▶ **Material provided**
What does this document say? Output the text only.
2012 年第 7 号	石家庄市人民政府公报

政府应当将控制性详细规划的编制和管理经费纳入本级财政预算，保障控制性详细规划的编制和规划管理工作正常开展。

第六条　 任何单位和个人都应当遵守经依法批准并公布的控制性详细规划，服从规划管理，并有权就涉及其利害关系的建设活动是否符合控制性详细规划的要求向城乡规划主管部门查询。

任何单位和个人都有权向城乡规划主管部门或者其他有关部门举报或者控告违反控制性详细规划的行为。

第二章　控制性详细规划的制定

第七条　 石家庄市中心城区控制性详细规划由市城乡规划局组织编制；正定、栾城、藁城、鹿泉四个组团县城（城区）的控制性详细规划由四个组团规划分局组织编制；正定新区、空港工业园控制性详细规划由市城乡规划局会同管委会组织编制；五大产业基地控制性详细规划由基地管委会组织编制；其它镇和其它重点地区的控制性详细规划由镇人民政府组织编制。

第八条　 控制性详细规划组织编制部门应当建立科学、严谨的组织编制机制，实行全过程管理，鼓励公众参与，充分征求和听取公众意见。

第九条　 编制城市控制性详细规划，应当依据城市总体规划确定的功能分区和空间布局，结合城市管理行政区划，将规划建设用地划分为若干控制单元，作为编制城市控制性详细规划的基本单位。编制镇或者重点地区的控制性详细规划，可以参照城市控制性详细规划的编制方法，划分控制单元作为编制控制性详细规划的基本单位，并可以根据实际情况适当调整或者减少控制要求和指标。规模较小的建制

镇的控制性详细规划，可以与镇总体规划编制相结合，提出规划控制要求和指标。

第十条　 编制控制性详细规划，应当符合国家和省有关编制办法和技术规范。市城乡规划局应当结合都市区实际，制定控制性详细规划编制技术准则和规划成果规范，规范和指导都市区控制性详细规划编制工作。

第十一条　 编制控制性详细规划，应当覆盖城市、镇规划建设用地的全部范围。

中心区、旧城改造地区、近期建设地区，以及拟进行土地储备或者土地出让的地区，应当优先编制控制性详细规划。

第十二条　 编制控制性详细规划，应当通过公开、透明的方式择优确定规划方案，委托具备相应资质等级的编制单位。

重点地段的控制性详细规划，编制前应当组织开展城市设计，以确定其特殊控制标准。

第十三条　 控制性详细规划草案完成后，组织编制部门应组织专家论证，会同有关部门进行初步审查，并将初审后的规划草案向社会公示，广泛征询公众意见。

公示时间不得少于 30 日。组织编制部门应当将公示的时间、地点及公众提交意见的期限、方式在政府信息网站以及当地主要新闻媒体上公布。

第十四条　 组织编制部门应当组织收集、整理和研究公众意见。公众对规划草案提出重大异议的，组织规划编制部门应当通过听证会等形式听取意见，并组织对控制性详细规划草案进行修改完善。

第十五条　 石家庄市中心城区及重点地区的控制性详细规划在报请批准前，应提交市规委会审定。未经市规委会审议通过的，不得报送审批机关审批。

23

▶ **Instruction**
Each line of the listing should be echoed back exactly.

▶ **Solution to the problem**
What does this document say? Output the text only.
2012 年第 7 号	石家庄市人民政府公报

政府应当将控制性详细规划的编制和管理经费纳入本级财政预算，保障控制性详细规划的编制和规划管理工作正常开展。

第六条　 任何单位和个人都应当遵守经依法批准并公布的控制性详细规划，服从规划管理，并有权就涉及其利害关系的建设活动是否符合控制性详细规划的要求向城乡规划主管部门查询。

任何单位和个人都有权向城乡规划主管部门或者其他有关部门举报或者控告违反控制性详细规划的行为。

第二章　控制性详细规划的制定

第七条　 石家庄市中心城区控制性详细规划由市城乡规划局组织编制；正定、栾城、藁城、鹿泉四个组团县城（城区）的控制性详细规划由四个组团规划分局组织编制；正定新区、空港工业园控制性详细规划由市城乡规划局会同管委会组织编制；五大产业基地控制性详细规划由基地管委会组织编制；其它镇和其它重点地区的控制性详细规划由镇人民政府组织编制。

第八条　 控制性详细规划组织编制部门应当建立科学、严谨的组织编制机制，实行全过程管理，鼓励公众参与，充分征求和听取公众意见。

第九条　 编制城市控制性详细规划，应当依据城市总体规划确定的功能分区和空间布局，结合城市管理行政区划，将规划建设用地划分为若干控制单元，作为编制城市控制性详细规划的基本单位。编制镇或者重点地区的控制性详细规划，可以参照城市控制性详细规划的编制方法，划分控制单元作为编制控制性详细规划的基本单位，并可以根据实际情况适当调整或者减少控制要求和指标。规模较小的建制

镇的控制性详细规划，可以与镇总体规划编制相结合，提出规划控制要求和指标。

第十条　 编制控制性详细规划，应当符合国家和省有关编制办法和技术规范。市城乡规划局应当结合都市区实际，制定控制性详细规划编制技术准则和规划成果规范，规范和指导都市区控制性详细规划编制工作。

第十一条　 编制控制性详细规划，应当覆盖城市、镇规划建设用地的全部范围。

中心区、旧城改造地区、近期建设地区，以及拟进行土地储备或者土地出让的地区，应当优先编制控制性详细规划。

第十二条　 编制控制性详细规划，应当通过公开、透明的方式择优确定规划方案，委托具备相应资质等级的编制单位。

重点地段的控制性详细规划，编制前应当组织开展城市设计，以确定其特殊控制标准。

第十三条　 控制性详细规划草案完成后，组织编制部门应组织专家论证，会同有关部门进行初步审查，并将初审后的规划草案向社会公示，广泛征询公众意见。

公示时间不得少于 30 日。组织编制部门应当将公示的时间、地点及公众提交意见的期限、方式在政府信息网站以及当地主要新闻媒体上公布。

第十四条　 组织编制部门应当组织收集、整理和研究公众意见。公众对规划草案提出重大异议的，组织规划编制部门应当通过听证会等形式听取意见，并组织对控制性详细规划草案进行修改完善。

第十五条　 石家庄市中心城区及重点地区的控制性详细规划在报请批准前，应提交市规委会审定。未经市规委会审议通过的，不得报送审批机关审批。

23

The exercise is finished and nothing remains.